>> Start Rows
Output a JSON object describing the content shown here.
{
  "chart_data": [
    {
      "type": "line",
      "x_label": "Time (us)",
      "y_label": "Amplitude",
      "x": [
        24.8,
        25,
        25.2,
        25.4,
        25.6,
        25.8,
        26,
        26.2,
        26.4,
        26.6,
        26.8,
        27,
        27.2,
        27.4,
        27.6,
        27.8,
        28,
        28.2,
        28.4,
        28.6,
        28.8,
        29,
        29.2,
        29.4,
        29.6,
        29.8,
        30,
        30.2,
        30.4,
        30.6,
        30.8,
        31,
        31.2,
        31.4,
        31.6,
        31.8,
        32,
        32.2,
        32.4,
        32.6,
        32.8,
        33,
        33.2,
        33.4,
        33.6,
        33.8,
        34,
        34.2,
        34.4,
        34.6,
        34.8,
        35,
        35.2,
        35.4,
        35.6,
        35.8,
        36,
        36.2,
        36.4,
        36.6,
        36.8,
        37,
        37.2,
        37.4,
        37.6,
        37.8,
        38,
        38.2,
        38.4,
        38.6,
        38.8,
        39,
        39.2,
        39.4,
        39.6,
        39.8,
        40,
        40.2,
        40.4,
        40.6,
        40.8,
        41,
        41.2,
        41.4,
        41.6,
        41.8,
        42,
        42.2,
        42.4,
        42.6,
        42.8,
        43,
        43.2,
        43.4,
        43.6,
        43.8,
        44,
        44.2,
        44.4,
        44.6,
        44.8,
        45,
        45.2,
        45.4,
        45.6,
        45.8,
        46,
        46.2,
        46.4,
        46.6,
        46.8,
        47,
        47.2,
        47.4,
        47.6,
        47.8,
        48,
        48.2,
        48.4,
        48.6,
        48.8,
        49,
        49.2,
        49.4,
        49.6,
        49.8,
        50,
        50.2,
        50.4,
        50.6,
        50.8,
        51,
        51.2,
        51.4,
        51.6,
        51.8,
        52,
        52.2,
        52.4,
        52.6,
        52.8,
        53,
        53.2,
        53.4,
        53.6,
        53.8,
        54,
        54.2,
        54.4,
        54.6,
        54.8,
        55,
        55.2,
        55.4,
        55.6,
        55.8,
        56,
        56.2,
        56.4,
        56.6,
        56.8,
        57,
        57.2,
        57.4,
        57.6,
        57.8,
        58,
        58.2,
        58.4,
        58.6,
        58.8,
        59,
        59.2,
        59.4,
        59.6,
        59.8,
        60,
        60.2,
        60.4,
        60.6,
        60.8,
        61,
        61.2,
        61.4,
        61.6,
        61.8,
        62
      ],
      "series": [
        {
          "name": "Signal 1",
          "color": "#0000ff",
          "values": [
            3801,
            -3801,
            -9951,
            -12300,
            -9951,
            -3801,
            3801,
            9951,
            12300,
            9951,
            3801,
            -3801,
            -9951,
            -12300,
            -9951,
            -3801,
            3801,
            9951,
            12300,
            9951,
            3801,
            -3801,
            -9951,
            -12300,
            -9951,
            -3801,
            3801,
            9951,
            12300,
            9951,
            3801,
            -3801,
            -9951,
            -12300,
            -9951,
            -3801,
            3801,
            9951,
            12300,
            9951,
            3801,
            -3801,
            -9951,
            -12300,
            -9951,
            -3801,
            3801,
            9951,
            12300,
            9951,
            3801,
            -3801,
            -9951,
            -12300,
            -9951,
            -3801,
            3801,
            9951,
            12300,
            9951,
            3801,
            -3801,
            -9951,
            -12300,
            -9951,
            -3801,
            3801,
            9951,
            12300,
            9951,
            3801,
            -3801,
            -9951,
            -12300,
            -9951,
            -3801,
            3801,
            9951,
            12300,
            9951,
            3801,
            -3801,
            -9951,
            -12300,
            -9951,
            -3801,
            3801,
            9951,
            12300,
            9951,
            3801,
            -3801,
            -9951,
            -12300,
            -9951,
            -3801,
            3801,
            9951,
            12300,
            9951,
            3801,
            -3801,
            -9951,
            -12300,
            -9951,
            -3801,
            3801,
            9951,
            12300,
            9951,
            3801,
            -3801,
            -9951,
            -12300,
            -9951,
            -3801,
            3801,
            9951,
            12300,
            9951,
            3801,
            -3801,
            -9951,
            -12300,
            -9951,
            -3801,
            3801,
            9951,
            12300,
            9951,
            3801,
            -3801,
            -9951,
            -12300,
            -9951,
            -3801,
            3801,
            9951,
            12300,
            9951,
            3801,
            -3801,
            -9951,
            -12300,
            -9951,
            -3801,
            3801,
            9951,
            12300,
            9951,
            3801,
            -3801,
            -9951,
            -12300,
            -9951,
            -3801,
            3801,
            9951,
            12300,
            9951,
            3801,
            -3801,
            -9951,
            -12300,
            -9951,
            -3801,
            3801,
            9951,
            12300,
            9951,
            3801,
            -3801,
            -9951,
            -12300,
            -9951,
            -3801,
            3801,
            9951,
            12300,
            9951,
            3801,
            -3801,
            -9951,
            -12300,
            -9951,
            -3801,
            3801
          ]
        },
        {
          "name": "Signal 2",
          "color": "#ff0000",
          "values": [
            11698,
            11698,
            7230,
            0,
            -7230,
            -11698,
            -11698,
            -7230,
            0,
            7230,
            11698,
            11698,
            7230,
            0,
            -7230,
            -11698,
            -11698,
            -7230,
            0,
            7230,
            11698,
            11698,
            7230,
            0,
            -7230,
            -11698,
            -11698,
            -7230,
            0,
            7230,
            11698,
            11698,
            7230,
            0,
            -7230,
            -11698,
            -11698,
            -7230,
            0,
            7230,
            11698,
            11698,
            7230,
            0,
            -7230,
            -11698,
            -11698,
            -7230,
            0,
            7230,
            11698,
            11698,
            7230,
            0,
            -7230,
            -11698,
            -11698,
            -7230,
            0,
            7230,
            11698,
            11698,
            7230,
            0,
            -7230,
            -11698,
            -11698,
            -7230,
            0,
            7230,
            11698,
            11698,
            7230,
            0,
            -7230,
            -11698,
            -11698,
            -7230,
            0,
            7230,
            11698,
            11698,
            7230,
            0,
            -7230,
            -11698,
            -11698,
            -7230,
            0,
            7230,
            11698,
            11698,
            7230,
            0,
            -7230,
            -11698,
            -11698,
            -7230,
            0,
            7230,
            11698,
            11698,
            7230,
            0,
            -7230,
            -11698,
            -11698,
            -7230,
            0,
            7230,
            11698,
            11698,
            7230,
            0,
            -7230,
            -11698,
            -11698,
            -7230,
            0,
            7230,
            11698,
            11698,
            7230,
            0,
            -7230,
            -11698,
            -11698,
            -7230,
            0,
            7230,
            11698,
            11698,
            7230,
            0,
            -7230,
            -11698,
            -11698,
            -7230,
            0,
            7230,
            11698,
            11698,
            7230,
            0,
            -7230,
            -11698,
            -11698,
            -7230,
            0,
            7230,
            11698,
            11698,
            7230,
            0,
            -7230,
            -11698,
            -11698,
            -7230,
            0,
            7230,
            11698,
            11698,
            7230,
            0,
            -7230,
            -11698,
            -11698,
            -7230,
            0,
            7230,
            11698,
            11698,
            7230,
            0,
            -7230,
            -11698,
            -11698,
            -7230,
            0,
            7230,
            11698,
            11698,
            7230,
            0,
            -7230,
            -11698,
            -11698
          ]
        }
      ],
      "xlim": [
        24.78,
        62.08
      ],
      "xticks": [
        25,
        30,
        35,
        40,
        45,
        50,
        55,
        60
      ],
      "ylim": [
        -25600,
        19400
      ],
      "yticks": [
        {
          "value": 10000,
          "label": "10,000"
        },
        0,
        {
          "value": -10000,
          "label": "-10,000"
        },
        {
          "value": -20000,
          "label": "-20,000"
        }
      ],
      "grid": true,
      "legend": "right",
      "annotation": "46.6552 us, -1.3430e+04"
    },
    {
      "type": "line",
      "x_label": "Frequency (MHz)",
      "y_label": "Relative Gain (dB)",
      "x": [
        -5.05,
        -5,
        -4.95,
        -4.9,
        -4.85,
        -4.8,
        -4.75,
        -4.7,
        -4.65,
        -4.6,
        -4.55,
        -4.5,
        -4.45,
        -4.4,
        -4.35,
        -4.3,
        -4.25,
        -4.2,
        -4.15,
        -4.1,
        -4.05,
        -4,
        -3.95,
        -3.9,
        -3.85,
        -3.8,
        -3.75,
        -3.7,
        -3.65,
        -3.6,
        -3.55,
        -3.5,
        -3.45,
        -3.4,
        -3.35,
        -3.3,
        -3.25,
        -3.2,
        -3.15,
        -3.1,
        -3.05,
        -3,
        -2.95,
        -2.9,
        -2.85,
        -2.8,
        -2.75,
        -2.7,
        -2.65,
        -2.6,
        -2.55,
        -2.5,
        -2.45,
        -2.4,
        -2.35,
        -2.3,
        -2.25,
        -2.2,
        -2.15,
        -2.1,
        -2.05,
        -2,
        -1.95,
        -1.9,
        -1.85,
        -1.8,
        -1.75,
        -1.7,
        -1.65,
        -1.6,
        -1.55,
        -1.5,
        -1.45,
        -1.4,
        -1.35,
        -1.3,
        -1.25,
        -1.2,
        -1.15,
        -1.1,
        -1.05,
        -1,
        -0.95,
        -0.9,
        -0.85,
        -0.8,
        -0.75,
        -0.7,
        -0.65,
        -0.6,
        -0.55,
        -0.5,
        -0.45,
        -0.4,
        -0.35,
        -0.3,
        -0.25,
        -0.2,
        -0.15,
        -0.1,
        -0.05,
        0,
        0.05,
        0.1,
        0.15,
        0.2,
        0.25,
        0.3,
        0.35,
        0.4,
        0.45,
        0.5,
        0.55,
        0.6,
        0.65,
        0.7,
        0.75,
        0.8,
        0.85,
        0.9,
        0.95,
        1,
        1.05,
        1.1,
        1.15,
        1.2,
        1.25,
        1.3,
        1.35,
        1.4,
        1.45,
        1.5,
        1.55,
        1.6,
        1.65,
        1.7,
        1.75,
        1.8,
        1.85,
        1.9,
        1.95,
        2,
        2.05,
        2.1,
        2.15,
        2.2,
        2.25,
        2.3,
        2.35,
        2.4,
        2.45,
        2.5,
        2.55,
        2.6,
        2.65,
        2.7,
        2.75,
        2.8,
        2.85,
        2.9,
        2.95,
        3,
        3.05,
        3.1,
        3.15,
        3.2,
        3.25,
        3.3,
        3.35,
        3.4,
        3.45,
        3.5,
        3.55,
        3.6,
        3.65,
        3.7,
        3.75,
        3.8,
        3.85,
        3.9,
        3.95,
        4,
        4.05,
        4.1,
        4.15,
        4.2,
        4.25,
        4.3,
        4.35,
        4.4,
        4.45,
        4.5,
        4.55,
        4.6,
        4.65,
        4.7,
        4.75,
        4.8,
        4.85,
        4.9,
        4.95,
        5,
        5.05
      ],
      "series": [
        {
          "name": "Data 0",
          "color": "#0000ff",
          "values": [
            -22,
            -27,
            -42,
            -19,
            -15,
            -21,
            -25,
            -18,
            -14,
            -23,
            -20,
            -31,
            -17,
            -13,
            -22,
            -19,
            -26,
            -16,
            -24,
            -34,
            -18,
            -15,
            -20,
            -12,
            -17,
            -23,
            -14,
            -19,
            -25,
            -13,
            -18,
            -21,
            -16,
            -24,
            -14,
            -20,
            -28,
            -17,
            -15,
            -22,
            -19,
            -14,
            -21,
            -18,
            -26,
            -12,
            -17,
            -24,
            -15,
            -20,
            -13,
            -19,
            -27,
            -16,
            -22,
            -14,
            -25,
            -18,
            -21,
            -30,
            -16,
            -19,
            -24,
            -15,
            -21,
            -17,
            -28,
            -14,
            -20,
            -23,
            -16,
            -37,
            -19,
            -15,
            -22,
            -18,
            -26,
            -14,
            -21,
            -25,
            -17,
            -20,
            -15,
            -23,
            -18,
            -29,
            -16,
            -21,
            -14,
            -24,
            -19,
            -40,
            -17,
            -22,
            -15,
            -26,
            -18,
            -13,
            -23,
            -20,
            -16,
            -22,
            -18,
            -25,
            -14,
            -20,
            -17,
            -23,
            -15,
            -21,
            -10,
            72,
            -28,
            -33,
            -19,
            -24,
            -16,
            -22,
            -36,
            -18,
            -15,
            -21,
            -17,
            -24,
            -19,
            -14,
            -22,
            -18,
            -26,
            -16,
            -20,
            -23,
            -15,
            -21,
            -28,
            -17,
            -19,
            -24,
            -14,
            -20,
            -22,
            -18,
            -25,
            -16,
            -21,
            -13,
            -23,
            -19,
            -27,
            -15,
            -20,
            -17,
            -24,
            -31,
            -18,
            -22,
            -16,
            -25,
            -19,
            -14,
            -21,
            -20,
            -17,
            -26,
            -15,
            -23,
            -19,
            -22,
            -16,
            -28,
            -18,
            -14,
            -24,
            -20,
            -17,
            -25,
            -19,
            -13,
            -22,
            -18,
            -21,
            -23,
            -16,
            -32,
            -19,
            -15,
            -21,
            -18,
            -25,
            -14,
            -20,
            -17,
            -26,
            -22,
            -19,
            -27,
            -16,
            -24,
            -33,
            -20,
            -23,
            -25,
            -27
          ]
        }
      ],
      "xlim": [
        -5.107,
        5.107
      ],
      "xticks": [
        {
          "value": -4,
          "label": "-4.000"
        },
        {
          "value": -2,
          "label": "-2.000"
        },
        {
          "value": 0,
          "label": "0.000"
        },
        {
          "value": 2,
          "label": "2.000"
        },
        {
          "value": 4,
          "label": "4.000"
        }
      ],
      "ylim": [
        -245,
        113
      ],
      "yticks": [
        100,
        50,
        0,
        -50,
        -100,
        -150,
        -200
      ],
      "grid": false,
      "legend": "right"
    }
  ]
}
>> End Rows
# Brief
From the data above, copy each line where the string "name" appears.

# The answer
          "name": "Signal 1",
          "name": "Signal 2",
          "name": "Data 0",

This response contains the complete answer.